*** EXERCISE TEXT Section Begins ***

Let’s look at a history of Apple’s psychosis:

  • “Duplicated” Features – VoiceCentral, and MailWrangler were both approved apps for sale in the App Store that Apple arbitrarily removed one fine day because they “duplicated features that the iPhone comes with” and “confused” users.  How hard do you want to work in building and maintaining an app, only to have Apple decide your app is now illegal?
  • Personal Vendettas – Apple regularly screws over developers and users to vindicate their own private feuds.  Google makes Android phones.  They also make iPhone apps, but Apple forced them to make both Latitude and Google Voice as web apps rather than native apps.  The developer is forced to make less powerful apps.  The user gets less powerful apps. It’s also widely suspected that Apple’s ongoing refusal to integrate the hugely popular Adobe Flash plugin into iPhones because of a standing feud between Apple and Adobe.  Apple willfully breaks most video and game sites on the iPhone because they have a grudge.  iPhone owners pay the price.
  • Private APIs – in typical bipolar Apple fashion, they approved tons of apps that used private APIs, then began automatically rejecting apps that use private APIs, and now is beginning to open up use of some private APIs again.  Ever been in a job or relationship where the ground rules change regularly and nobody tells you?  Yeah.  fun stuff.

*** EXERCISE TEXT Section Ends ***
*** RECORD SET Section Begins ***

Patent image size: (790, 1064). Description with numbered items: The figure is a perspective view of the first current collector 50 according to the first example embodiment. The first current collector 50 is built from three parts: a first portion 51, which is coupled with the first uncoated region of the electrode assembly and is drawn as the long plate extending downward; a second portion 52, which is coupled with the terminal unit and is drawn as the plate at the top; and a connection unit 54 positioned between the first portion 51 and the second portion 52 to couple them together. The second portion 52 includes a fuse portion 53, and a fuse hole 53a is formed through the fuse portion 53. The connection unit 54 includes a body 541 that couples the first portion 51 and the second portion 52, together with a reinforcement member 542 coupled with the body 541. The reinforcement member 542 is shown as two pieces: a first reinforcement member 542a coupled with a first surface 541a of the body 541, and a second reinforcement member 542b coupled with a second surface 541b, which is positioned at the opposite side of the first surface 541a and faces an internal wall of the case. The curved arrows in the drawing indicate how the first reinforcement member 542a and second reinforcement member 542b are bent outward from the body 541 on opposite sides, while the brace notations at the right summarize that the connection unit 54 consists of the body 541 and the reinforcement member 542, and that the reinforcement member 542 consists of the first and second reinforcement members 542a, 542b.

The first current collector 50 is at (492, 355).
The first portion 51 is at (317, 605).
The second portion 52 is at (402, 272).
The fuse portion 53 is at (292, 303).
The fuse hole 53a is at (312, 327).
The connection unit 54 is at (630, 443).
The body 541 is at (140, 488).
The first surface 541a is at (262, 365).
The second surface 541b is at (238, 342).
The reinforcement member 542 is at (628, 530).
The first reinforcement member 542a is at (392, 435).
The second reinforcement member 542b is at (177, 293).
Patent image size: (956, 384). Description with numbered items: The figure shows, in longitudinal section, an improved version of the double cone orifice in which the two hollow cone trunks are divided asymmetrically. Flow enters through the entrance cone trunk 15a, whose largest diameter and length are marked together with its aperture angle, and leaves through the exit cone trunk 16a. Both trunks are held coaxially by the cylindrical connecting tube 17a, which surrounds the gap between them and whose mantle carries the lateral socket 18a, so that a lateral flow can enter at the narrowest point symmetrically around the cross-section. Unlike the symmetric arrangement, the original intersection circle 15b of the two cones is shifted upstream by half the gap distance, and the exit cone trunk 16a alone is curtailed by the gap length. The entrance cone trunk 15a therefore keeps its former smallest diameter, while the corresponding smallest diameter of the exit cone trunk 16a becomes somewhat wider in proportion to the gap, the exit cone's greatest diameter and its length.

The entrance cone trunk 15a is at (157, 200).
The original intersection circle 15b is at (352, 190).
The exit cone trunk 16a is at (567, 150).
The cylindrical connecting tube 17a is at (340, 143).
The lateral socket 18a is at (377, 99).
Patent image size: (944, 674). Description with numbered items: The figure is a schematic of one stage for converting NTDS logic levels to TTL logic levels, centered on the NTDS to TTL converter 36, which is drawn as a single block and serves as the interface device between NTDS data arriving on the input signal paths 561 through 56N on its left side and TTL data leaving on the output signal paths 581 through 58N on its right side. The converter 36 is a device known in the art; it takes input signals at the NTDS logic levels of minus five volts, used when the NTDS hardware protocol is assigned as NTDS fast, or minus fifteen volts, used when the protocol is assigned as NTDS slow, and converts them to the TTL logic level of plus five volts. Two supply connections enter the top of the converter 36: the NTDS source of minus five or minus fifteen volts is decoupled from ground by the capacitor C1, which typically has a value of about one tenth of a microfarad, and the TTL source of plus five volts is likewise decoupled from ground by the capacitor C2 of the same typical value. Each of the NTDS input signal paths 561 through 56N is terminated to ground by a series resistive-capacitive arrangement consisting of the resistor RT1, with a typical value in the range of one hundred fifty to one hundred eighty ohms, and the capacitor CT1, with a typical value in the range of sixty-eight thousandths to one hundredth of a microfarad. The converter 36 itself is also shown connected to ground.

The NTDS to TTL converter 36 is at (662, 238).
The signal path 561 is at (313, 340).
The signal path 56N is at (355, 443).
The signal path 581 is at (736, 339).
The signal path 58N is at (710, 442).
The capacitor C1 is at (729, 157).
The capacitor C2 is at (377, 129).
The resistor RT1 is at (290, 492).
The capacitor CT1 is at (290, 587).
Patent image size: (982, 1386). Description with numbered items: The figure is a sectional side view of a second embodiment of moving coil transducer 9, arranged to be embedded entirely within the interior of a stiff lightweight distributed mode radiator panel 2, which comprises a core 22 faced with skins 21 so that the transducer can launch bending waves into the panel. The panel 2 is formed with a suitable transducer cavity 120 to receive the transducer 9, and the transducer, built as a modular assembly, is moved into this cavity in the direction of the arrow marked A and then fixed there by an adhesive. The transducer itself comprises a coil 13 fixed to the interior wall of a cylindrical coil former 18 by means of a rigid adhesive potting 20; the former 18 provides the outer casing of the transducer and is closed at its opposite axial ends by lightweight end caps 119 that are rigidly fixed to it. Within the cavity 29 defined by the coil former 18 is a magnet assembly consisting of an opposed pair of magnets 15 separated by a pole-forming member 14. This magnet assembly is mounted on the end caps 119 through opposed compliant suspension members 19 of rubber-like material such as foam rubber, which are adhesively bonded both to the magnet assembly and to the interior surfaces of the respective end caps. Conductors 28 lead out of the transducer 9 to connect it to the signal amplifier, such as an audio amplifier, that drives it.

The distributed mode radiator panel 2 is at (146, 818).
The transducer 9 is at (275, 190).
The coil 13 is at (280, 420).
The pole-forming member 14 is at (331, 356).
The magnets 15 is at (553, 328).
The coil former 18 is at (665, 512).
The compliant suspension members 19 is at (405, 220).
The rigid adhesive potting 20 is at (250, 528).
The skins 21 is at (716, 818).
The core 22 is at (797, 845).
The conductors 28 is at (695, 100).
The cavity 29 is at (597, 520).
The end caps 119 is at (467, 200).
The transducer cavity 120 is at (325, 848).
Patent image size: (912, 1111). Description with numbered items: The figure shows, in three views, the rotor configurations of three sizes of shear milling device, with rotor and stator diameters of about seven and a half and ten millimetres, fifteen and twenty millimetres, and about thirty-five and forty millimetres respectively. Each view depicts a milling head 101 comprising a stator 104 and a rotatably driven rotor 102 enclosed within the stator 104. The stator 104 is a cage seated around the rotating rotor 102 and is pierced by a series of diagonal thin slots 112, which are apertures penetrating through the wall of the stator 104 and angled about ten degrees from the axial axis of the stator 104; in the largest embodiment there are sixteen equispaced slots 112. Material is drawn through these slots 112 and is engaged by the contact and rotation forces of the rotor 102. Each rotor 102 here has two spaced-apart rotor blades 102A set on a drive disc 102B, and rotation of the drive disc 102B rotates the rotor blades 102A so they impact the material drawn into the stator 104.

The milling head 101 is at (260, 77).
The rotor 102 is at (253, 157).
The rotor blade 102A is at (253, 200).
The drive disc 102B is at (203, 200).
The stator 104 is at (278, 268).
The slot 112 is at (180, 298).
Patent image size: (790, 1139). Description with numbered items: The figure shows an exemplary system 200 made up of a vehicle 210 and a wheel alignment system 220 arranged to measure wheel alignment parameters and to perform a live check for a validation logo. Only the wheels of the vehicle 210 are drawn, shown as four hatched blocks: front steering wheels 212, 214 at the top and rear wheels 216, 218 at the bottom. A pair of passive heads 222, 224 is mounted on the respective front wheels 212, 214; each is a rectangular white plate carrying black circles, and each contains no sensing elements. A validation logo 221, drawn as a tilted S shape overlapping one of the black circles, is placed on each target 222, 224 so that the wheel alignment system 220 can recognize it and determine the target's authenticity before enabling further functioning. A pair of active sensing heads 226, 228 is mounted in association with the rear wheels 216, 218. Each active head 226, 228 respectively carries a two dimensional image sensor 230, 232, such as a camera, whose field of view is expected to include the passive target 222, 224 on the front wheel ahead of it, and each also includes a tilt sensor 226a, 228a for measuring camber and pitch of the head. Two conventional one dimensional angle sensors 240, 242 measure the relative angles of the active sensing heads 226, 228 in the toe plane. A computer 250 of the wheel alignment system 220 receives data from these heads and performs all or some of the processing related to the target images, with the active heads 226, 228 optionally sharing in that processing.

*** RECORD SET Section Ends ***

INSTRUCTIONS FOR THE TASK. Retype the passage on Apple's treatment of app developers word for word, starting at "Let’s look at" and ending at "is now illegal?".

WORKED SOLUTION.
Let’s look at a history of Apple’s psychosis:

  • “Duplicated” Features – VoiceCentral, and MailWrangler were both approved apps for sale in the App Store that Apple arbitrarily removed one fine day because they “duplicated features that the iPhone comes with” and “confused” users.  How hard do you want to work in building and maintaining an app, only to have Apple decide your app is now illegal?